Please retype the data in full, exactly as given.

■ MATERIAL TO PROCESS:

Start of Block

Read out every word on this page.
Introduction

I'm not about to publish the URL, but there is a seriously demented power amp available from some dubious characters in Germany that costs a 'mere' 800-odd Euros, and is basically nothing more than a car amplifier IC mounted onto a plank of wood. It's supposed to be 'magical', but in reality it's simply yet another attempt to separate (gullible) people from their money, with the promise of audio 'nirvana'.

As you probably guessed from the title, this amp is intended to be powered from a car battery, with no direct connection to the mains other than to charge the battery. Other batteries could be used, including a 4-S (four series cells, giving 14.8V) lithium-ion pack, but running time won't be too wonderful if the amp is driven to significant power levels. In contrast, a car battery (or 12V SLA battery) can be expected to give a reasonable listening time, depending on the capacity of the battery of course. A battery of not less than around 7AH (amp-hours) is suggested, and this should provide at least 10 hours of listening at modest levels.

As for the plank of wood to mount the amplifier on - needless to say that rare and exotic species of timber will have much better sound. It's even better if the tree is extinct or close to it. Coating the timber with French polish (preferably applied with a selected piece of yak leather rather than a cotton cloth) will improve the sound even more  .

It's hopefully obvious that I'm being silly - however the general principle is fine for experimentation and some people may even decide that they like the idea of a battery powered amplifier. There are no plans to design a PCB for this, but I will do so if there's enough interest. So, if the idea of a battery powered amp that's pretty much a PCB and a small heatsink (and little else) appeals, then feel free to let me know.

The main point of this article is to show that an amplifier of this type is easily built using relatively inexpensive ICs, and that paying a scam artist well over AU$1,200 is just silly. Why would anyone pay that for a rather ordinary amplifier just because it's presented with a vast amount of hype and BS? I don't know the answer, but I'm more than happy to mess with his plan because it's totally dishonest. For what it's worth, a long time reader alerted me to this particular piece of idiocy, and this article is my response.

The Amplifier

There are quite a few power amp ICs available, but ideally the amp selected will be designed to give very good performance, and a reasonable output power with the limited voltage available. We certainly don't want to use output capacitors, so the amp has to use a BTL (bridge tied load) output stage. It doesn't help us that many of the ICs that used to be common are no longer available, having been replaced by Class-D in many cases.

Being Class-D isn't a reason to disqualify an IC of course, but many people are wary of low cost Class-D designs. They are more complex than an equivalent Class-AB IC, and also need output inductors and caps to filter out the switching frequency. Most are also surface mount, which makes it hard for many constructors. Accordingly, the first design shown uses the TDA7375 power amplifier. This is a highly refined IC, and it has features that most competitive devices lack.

End of Block

■ OUTPUT FOR THIS EXERCISE:
Read out every word on this page.
Introduction

I'm not about to publish the URL, but there is a seriously demented power amp available from some dubious characters in Germany that costs a 'mere' 800-odd Euros, and is basically nothing more than a car amplifier IC mounted onto a plank of wood. It's supposed to be 'magical', but in reality it's simply yet another attempt to separate (gullible) people from their money, with the promise of audio 'nirvana'.

As you probably guessed from the title, this amp is intended to be powered from a car battery, with no direct connection to the mains other than to charge the battery. Other batteries could be used, including a 4-S (four series cells, giving 14.8V) lithium-ion pack, but running time won't be too wonderful if the amp is driven to significant power levels. In contrast, a car battery (or 12V SLA battery) can be expected to give a reasonable listening time, depending on the capacity of the battery of course. A battery of not less than around 7AH (amp-hours) is suggested, and this should provide at least 10 hours of listening at modest levels.

As for the plank of wood to mount the amplifier on - needless to say that rare and exotic species of timber will have much better sound. It's even better if the tree is extinct or close to it. Coating the timber with French polish (preferably applied with a selected piece of yak leather rather than a cotton cloth) will improve the sound even more  .

It's hopefully obvious that I'm being silly - however the general principle is fine for experimentation and some people may even decide that they like the idea of a battery powered amplifier. There are no plans to design a PCB for this, but I will do so if there's enough interest. So, if the idea of a battery powered amp that's pretty much a PCB and a small heatsink (and little else) appeals, then feel free to let me know.

The main point of this article is to show that an amplifier of this type is easily built using relatively inexpensive ICs, and that paying a scam artist well over AU$1,200 is just silly. Why would anyone pay that for a rather ordinary amplifier just because it's presented with a vast amount of hype and BS? I don't know the answer, but I'm more than happy to mess with his plan because it's totally dishonest. For what it's worth, a long time reader alerted me to this particular piece of idiocy, and this article is my response.

The Amplifier

There are quite a few power amp ICs available, but ideally the amp selected will be designed to give very good performance, and a reasonable output power with the limited voltage available. We certainly don't want to use output capacitors, so the amp has to use a BTL (bridge tied load) output stage. It doesn't help us that many of the ICs that used to be common are no longer available, having been replaced by Class-D in many cases.

Being Class-D isn't a reason to disqualify an IC of course, but many people are wary of low cost Class-D designs. They are more complex than an equivalent Class-AB IC, and also need output inductors and caps to filter out the switching frequency. Most are also surface mount, which makes it hard for many constructors. Accordingly, the first design shown uses the TDA7375 power amplifier. This is a highly refined IC, and it has features that most competitive devices lack.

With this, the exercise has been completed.